Given request
From the listing, collect all lines containing the word "content".

Excerpted records
----
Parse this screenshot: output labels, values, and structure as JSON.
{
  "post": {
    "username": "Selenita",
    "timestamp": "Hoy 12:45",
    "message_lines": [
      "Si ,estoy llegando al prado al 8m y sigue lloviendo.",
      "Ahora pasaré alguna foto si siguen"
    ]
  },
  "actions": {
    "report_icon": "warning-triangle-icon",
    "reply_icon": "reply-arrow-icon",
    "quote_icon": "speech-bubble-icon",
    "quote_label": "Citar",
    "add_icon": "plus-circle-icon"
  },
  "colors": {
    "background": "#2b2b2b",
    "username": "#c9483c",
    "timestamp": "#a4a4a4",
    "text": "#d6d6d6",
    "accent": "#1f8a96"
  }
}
----
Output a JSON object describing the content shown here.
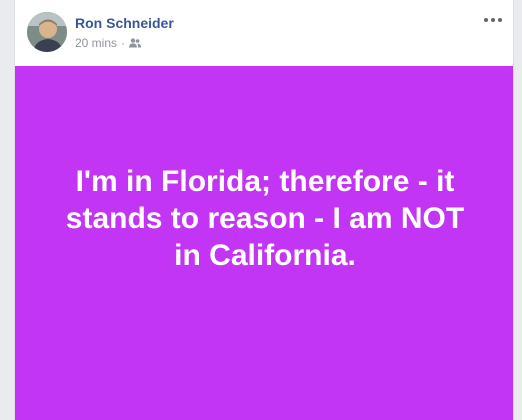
----
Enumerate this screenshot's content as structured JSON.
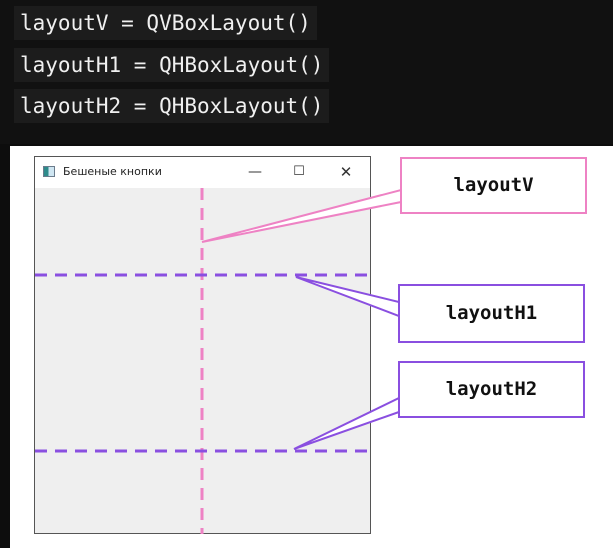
----
Problem solution
Output a JSON object describing the content shown here.
Enumerate this screenshot's content as structured JSON.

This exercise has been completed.